### [Work request]
Please give back every entry in full, word for word, but none of the pictures.

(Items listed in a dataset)

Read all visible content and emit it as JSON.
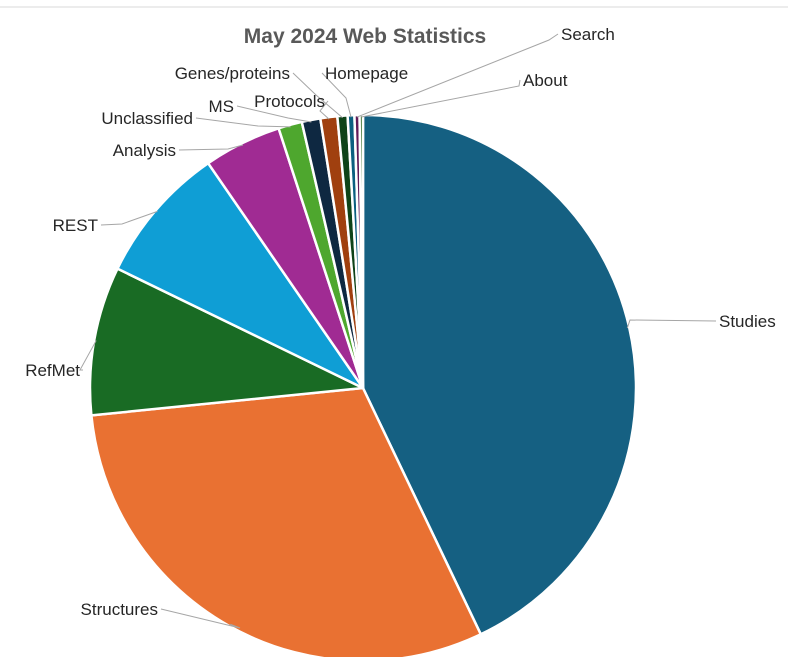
{
  "chart_data": {
    "type": "pie",
    "title": "May 2024 Web Statistics",
    "legend": "none",
    "slices": [
      {
        "label": "Studies",
        "value": 42.9,
        "color": "#156082"
      },
      {
        "label": "Structures",
        "value": 30.5,
        "color": "#E97132"
      },
      {
        "label": "RefMet",
        "value": 8.8,
        "color": "#196B24"
      },
      {
        "label": "REST",
        "value": 8.2,
        "color": "#0F9ED5"
      },
      {
        "label": "Analysis",
        "value": 4.6,
        "color": "#A02B93"
      },
      {
        "label": "Unclassified",
        "value": 1.4,
        "color": "#4EA72E"
      },
      {
        "label": "MS",
        "value": 1.1,
        "color": "#0E2841"
      },
      {
        "label": "Protocols",
        "value": 1.0,
        "color": "#A0400F"
      },
      {
        "label": "Genes/proteins",
        "value": 0.6,
        "color": "#0E4318"
      },
      {
        "label": "Homepage",
        "value": 0.4,
        "color": "#0C5F80"
      },
      {
        "label": "Search",
        "value": 0.3,
        "color": "#601A58"
      },
      {
        "label": "About",
        "value": 0.2,
        "color": "#2F641C"
      }
    ]
  }
}
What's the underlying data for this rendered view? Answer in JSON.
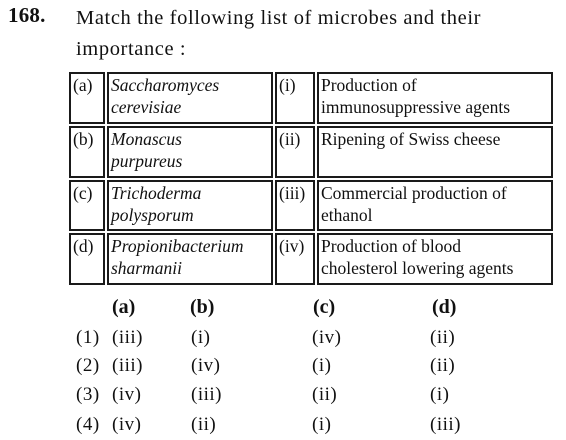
{
  "question": {
    "number": "168.",
    "text": "Match the following list of microbes and their importance :"
  },
  "table": {
    "rows": [
      {
        "left_label": "(a)",
        "microbe_line1": "Saccharomyces",
        "microbe_line2": "cerevisiae",
        "right_label": "(i)",
        "use_line1": "Production of",
        "use_line2": "immunosuppressive agents"
      },
      {
        "left_label": "(b)",
        "microbe_line1": "Monascus",
        "microbe_line2": "purpureus",
        "right_label": "(ii)",
        "use_line1": "Ripening of Swiss cheese",
        "use_line2": ""
      },
      {
        "left_label": "(c)",
        "microbe_line1": "Trichoderma",
        "microbe_line2": "polysporum",
        "right_label": "(iii)",
        "use_line1": "Commercial production of",
        "use_line2": "ethanol"
      },
      {
        "left_label": "(d)",
        "microbe_line1": "Propionibacterium",
        "microbe_line2": "sharmanii",
        "right_label": "(iv)",
        "use_line1": "Production of blood",
        "use_line2": "cholesterol lowering agents"
      }
    ]
  },
  "options": {
    "headers": [
      "(a)",
      "(b)",
      "(c)",
      "(d)"
    ],
    "rows": [
      {
        "num": "(1)",
        "a": "(iii)",
        "b": "(i)",
        "c": "(iv)",
        "d": "(ii)"
      },
      {
        "num": "(2)",
        "a": "(iii)",
        "b": "(iv)",
        "c": "(i)",
        "d": "(ii)"
      },
      {
        "num": "(3)",
        "a": "(iv)",
        "b": "(iii)",
        "c": "(ii)",
        "d": "(i)"
      },
      {
        "num": "(4)",
        "a": "(iv)",
        "b": "(ii)",
        "c": "(i)",
        "d": "(iii)"
      }
    ]
  }
}
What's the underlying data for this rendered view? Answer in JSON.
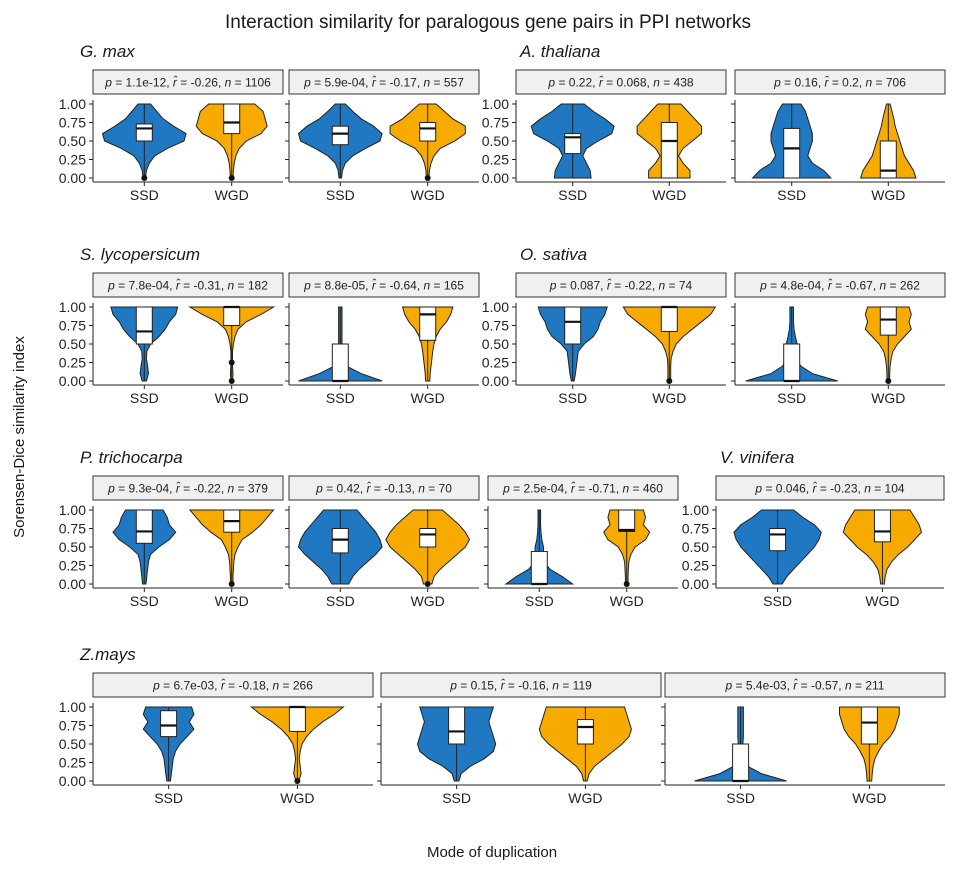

### [Task result]
Read all visible content and emit it as JSON.
{
  "chart_data": {
    "type": "pie",
    "title": "May 2024 Web Statistics",
    "legend": "none",
    "slices": [
      {
        "label": "Studies",
        "value": 42.9,
        "color": "#156082"
      },
      {
        "label": "Structures",
        "value": 30.5,
        "color": "#E97132"
      },
      {
        "label": "RefMet",
        "value": 8.8,
        "color": "#196B24"
      },
      {
        "label": "REST",
        "value": 8.2,
        "color": "#0F9ED5"
      },
      {
        "label": "Analysis",
        "value": 4.6,
        "color": "#A02B93"
      },
      {
        "label": "Unclassified",
        "value": 1.4,
        "color": "#4EA72E"
      },
      {
        "label": "MS",
        "value": 1.1,
        "color": "#0E2841"
      },
      {
        "label": "Protocols",
        "value": 1.0,
        "color": "#A0400F"
      },
      {
        "label": "Genes/proteins",
        "value": 0.6,
        "color": "#0E4318"
      },
      {
        "label": "Homepage",
        "value": 0.4,
        "color": "#0C5F80"
      },
      {
        "label": "Search",
        "value": 0.3,
        "color": "#601A58"
      },
      {
        "label": "About",
        "value": 0.2,
        "color": "#2F641C"
      }
    ]
  }
}
What's the underlying data for this rendered view? Answer in JSON.
{
  "question": {
    "number": "168.",
    "text": "Match the following list of microbes and their importance :"
  },
  "table": {
    "rows": [
      {
        "left_label": "(a)",
        "microbe_line1": "Saccharomyces",
        "microbe_line2": "cerevisiae",
        "right_label": "(i)",
        "use_line1": "Production of",
        "use_line2": "immunosuppressive agents"
      },
      {
        "left_label": "(b)",
        "microbe_line1": "Monascus",
        "microbe_line2": "purpureus",
        "right_label": "(ii)",
        "use_line1": "Ripening of Swiss cheese",
        "use_line2": ""
      },
      {
        "left_label": "(c)",
        "microbe_line1": "Trichoderma",
        "microbe_line2": "polysporum",
        "right_label": "(iii)",
        "use_line1": "Commercial production of",
        "use_line2": "ethanol"
      },
      {
        "left_label": "(d)",
        "microbe_line1": "Propionibacterium",
        "microbe_line2": "sharmanii",
        "right_label": "(iv)",
        "use_line1": "Production of blood",
        "use_line2": "cholesterol lowering agents"
      }
    ]
  },
  "options": {
    "headers": [
      "(a)",
      "(b)",
      "(c)",
      "(d)"
    ],
    "rows": [
      {
        "num": "(1)",
        "a": "(iii)",
        "b": "(i)",
        "c": "(iv)",
        "d": "(ii)"
      },
      {
        "num": "(2)",
        "a": "(iii)",
        "b": "(iv)",
        "c": "(i)",
        "d": "(ii)"
      },
      {
        "num": "(3)",
        "a": "(iv)",
        "b": "(iii)",
        "c": "(ii)",
        "d": "(i)"
      },
      {
        "num": "(4)",
        "a": "(iv)",
        "b": "(ii)",
        "c": "(i)",
        "d": "(iii)"
      }
    ]
  }
}
What's the underlying data for this rendered view? Answer in JSON.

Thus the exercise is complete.